**The problem**
Write out the data below exactly as given, without any of its pictures.

......

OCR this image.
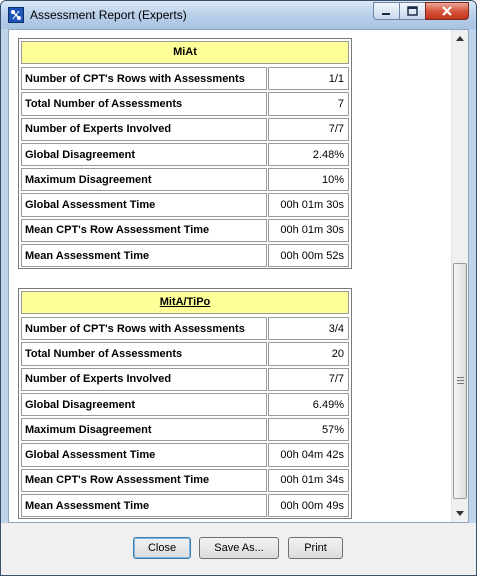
Assessment Report (Experts)
MiAt
Number of CPT's Rows with Assessments	1/1
Total Number of Assessments	7
Number of Experts Involved	7/7
Global Disagreement	2.48%
Maximum Disagreement	10%
Global Assessment Time	00h 01m 30s
Mean CPT's Row Assessment Time	00h 01m 30s
Mean Assessment Time	00h 00m 52s
MitA/TiPo
Number of CPT's Rows with Assessments	3/4
Total Number of Assessments	20
Number of Experts Involved	7/7
Global Disagreement	6.49%
Maximum Disagreement	57%
Global Assessment Time	00h 04m 42s
Mean CPT's Row Assessment Time	00h 01m 34s
Mean Assessment Time	00h 00m 49s
Close	Save As...	Print
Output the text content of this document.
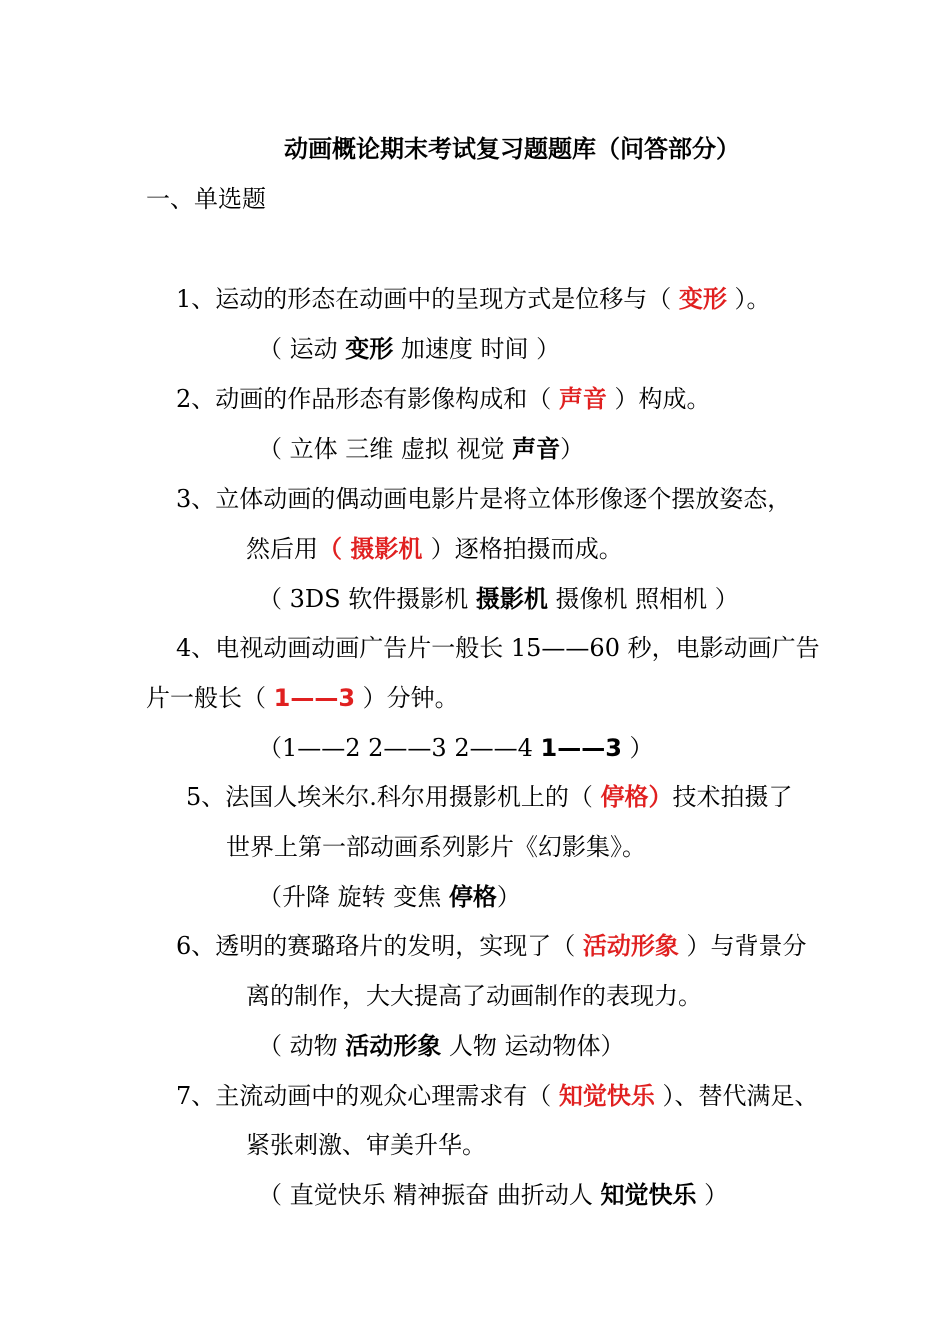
动画概论期末考试复习题题库（问答部分）
一、单选题
1、运动的形态在动画中的呈现方式是位移与（ 变形 ）。
（ 运动 变形 加速度 时间 ）
2、动画的作品形态有影像构成和（ 声音 ）构成。
（ 立体 三维 虚拟 视觉 声音）
3、立体动画的偶动画电影片是将立体形像逐个摆放姿态，
然后用（ 摄影机 ）逐格拍摄而成。
（ 3DS 软件摄影机 摄影机 摄像机 照相机 ）
4、电视动画动画广告片一般长 15——60 秒，电影动画广告
片一般长（ 1——3 ）分钟。
（1——2 2——3 2——4 1——3 ）
5、法国人埃米尔.科尔用摄影机上的（ 停格）技术拍摄了
世界上第一部动画系列影片《幻影集》。
（升降 旋转 变焦 停格）
6、透明的赛璐珞片的发明，实现了（ 活动形象 ）与背景分
离的制作，大大提高了动画制作的表现力。
（ 动物 活动形象 人物 运动物体）
7、主流动画中的观众心理需求有（ 知觉快乐 ）、替代满足、
紧张刺激、审美升华。
（ 直觉快乐 精神振奋 曲折动人 知觉快乐 ）
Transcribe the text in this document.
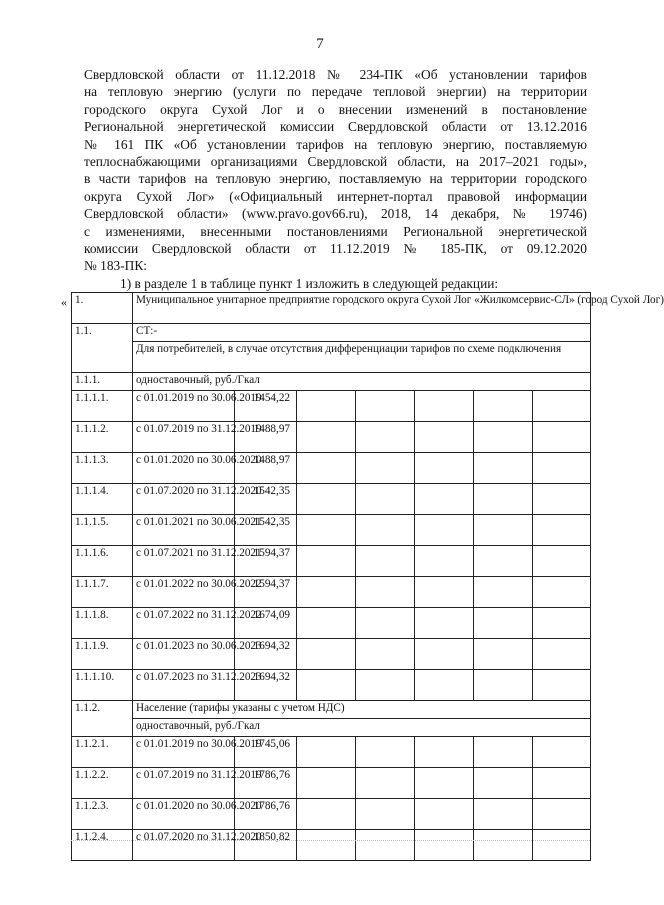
7
Свердловской области от 11.12.2018 № 234-ПК «Об установлении тарифов
на тепловую энергию (услуги по передаче тепловой энергии) на территории
городского округа Сухой Лог и о внесении изменений в постановление
Региональной энергетической комиссии Свердловской области от 13.12.2016
№ 161 ПК «Об установлении тарифов на тепловую энергию, поставляемую
теплоснабжающими организациями Свердловской области, на 2017–2021 годы»,
в части тарифов на тепловую энергию, поставляемую на территории городского
округа Сухой Лог» («Официальный интернет-портал правовой информации
Свердловской области» (www.pravo.gov66.ru), 2018, 14 декабря, № 19746)
с изменениями, внесенными постановлениями Региональной энергетической
комиссии Свердловской области от 11.12.2019 № 185-ПК, от 09.12.2020
№ 183-ПК:
1) в разделе 1 в таблице пункт 1 изложить в следующей редакции:
« 1.	Муниципальное унитарное предприятие городского округа Сухой Лог «Жилкомсервис-СЛ» (город Сухой Лог)						
1.1.	СТ:-						
	Для потребителей, в случае отсутствия дифференциации тарифов по схеме подключения						
1.1.1.	одноставочный, руб./Гкал						
1.1.1.1.	с 01.01.2019 по 30.06.2019	1454,22					
1.1.1.2.	с 01.07.2019 по 31.12.2019	1488,97					
1.1.1.3.	с 01.01.2020 по 30.06.2020	1488,97					
1.1.1.4.	с 01.07.2020 по 31.12.2020	1542,35					
1.1.1.5.	с 01.01.2021 по 30.06.2021	1542,35					
1.1.1.6.	с 01.07.2021 по 31.12.2021	1594,37					
1.1.1.7.	с 01.01.2022 по 30.06.2022	1594,37					
1.1.1.8.	с 01.07.2022 по 31.12.2022	1674,09					
1.1.1.9.	с 01.01.2023 по 30.06.2023	1694,32					
1.1.1.10.	с 01.07.2023 по 31.12.2023	1694,32					
1.1.2.	Население (тарифы указаны с учетом НДС)						
	одноставочный, руб./Гкал						
1.1.2.1.	с 01.01.2019 по 30.06.2019	1745,06					
1.1.2.2.	с 01.07.2019 по 31.12.2019	1786,76					
1.1.2.3.	с 01.01.2020 по 30.06.2020	1786,76					
1.1.2.4.	с 01.07.2020 по 31.12.2020	1850,82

......

**Problem solution**
OCR this image.
Assessment Report (Experts)
MiAt
Number of CPT's Rows with Assessments	1/1
Total Number of Assessments	7
Number of Experts Involved	7/7
Global Disagreement	2.48%
Maximum Disagreement	10%
Global Assessment Time	00h 01m 30s
Mean CPT's Row Assessment Time	00h 01m 30s
Mean Assessment Time	00h 00m 52s
MitA/TiPo
Number of CPT's Rows with Assessments	3/4
Total Number of Assessments	20
Number of Experts Involved	7/7
Global Disagreement	6.49%
Maximum Disagreement	57%
Global Assessment Time	00h 04m 42s
Mean CPT's Row Assessment Time	00h 01m 34s
Mean Assessment Time	00h 00m 49s
Close	Save As...	Print
Output the text content of this document.
动画概论期末考试复习题题库（问答部分）
一、单选题
1、运动的形态在动画中的呈现方式是位移与（ 变形 ）。
（ 运动 变形 加速度 时间 ）
2、动画的作品形态有影像构成和（ 声音 ）构成。
（ 立体 三维 虚拟 视觉 声音）
3、立体动画的偶动画电影片是将立体形像逐个摆放姿态，
然后用（ 摄影机 ）逐格拍摄而成。
（ 3DS 软件摄影机 摄影机 摄像机 照相机 ）
4、电视动画动画广告片一般长 15——60 秒，电影动画广告
片一般长（ 1——3 ）分钟。
（1——2 2——3 2——4 1——3 ）
5、法国人埃米尔.科尔用摄影机上的（ 停格）技术拍摄了
世界上第一部动画系列影片《幻影集》。
（升降 旋转 变焦 停格）
6、透明的赛璐珞片的发明，实现了（ 活动形象 ）与背景分
离的制作，大大提高了动画制作的表现力。
（ 动物 活动形象 人物 运动物体）
7、主流动画中的观众心理需求有（ 知觉快乐 ）、替代满足、
紧张刺激、审美升华。
（ 直觉快乐 精神振奋 曲折动人 知觉快乐 ）
Transcribe the text in this document.
7
Свердловской области от 11.12.2018 № 234-ПК «Об установлении тарифов
на тепловую энергию (услуги по передаче тепловой энергии) на территории
городского округа Сухой Лог и о внесении изменений в постановление
Региональной энергетической комиссии Свердловской области от 13.12.2016
№ 161 ПК «Об установлении тарифов на тепловую энергию, поставляемую
теплоснабжающими организациями Свердловской области, на 2017–2021 годы»,
в части тарифов на тепловую энергию, поставляемую на территории городского
округа Сухой Лог» («Официальный интернет-портал правовой информации
Свердловской области» (www.pravo.gov66.ru), 2018, 14 декабря, № 19746)
с изменениями, внесенными постановлениями Региональной энергетической
комиссии Свердловской области от 11.12.2019 № 185-ПК, от 09.12.2020
№ 183-ПК:
1) в разделе 1 в таблице пункт 1 изложить в следующей редакции:
« 1.	Муниципальное унитарное предприятие городского округа Сухой Лог «Жилкомсервис-СЛ» (город Сухой Лог)						
1.1.	СТ:-						
	Для потребителей, в случае отсутствия дифференциации тарифов по схеме подключения						
1.1.1.	одноставочный, руб./Гкал						
1.1.1.1.	с 01.01.2019 по 30.06.2019	1454,22					
1.1.1.2.	с 01.07.2019 по 31.12.2019	1488,97					
1.1.1.3.	с 01.01.2020 по 30.06.2020	1488,97					
1.1.1.4.	с 01.07.2020 по 31.12.2020	1542,35					
1.1.1.5.	с 01.01.2021 по 30.06.2021	1542,35					
1.1.1.6.	с 01.07.2021 по 31.12.2021	1594,37					
1.1.1.7.	с 01.01.2022 по 30.06.2022	1594,37					
1.1.1.8.	с 01.07.2022 по 31.12.2022	1674,09					
1.1.1.9.	с 01.01.2023 по 30.06.2023	1694,32					
1.1.1.10.	с 01.07.2023 по 31.12.2023	1694,32					
1.1.2.	Население (тарифы указаны с учетом НДС)						
	одноставочный, руб./Гкал						
1.1.2.1.	с 01.01.2019 по 30.06.2019	1745,06					
1.1.2.2.	с 01.07.2019 по 31.12.2019	1786,76					
1.1.2.3.	с 01.01.2020 по 30.06.2020	1786,76					
1.1.2.4.	с 01.07.2020 по 31.12.2020	1850,82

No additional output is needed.